# [Exercise]
Show every line in the records below that contains the word "正午太阳".

# Start of Working data

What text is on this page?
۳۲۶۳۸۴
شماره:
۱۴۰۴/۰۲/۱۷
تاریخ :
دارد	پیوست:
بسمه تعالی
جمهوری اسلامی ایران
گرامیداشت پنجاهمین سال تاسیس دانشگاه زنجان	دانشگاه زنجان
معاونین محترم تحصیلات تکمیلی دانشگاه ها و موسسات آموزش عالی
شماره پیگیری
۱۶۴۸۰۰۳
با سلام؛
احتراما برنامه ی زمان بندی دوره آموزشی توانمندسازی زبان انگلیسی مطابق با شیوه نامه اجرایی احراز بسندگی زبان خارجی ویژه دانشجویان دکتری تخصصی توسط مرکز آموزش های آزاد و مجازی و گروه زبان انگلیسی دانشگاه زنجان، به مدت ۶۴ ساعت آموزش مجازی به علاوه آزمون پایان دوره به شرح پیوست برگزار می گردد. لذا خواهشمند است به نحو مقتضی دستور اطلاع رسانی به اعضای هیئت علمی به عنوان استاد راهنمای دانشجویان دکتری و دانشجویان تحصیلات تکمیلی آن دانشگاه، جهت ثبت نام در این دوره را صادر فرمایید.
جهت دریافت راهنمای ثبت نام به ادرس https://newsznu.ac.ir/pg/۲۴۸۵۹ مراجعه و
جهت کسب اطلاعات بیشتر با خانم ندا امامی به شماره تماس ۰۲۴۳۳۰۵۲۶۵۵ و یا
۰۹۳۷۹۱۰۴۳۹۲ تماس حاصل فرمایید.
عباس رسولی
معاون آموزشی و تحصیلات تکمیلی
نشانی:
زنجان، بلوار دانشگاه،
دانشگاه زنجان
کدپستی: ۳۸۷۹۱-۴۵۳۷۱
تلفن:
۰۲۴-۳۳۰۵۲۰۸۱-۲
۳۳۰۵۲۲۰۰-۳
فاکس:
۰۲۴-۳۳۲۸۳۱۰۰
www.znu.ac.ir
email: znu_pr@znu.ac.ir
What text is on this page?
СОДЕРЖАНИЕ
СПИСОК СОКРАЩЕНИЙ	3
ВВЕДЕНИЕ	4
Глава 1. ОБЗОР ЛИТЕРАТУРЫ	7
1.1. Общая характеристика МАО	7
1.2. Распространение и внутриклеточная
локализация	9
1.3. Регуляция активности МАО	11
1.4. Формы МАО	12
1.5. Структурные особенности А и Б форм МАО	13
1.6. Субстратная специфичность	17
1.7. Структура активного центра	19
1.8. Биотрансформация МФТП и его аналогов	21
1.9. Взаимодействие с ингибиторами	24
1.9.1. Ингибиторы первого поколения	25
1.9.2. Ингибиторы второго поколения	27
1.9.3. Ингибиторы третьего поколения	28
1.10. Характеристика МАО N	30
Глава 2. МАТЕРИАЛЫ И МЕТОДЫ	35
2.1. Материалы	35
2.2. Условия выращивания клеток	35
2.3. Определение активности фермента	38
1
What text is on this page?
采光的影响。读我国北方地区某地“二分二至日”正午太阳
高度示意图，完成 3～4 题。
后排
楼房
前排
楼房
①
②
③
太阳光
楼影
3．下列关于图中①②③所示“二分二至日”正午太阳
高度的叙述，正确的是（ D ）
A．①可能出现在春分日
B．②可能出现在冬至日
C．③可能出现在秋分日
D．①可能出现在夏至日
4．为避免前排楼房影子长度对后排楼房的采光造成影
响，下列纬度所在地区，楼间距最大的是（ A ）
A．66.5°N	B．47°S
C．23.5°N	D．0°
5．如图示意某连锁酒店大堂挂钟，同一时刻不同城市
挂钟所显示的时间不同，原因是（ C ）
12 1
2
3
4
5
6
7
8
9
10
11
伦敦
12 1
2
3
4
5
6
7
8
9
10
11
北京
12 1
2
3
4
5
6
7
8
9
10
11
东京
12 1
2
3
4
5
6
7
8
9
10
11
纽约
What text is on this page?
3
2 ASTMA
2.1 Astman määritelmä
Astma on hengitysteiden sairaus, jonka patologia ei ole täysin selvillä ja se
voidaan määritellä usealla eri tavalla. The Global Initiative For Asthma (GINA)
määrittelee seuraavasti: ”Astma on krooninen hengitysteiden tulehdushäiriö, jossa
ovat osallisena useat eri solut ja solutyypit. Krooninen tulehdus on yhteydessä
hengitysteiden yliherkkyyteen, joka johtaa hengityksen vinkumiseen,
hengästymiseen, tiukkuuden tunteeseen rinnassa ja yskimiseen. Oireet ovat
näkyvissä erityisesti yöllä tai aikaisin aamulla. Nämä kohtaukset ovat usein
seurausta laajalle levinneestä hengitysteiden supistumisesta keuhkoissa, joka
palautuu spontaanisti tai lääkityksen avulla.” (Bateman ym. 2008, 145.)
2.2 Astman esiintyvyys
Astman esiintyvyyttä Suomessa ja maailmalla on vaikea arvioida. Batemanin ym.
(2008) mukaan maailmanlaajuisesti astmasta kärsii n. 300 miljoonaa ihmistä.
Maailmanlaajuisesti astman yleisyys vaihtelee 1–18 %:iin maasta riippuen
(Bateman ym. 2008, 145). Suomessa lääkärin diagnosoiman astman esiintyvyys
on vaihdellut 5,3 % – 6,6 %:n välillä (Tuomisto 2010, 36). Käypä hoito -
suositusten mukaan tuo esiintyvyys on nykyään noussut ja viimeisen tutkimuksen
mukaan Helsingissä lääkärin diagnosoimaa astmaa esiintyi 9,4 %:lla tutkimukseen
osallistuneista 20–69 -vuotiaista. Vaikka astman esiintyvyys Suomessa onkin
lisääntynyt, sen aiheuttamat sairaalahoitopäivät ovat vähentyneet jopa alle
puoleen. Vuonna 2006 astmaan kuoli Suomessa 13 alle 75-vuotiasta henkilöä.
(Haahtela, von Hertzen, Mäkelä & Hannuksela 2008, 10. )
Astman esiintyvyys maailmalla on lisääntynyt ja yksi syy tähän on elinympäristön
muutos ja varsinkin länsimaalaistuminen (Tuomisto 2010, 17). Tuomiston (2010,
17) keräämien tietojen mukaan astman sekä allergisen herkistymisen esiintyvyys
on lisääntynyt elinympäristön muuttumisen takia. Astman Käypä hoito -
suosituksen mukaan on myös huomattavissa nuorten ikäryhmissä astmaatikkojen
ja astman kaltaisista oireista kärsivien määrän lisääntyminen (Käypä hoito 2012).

# End of Working data

# [Task output]
采光的影响。读我国北方地区某地“二分二至日”正午太阳
3．下列关于图中①②③所示“二分二至日”正午太阳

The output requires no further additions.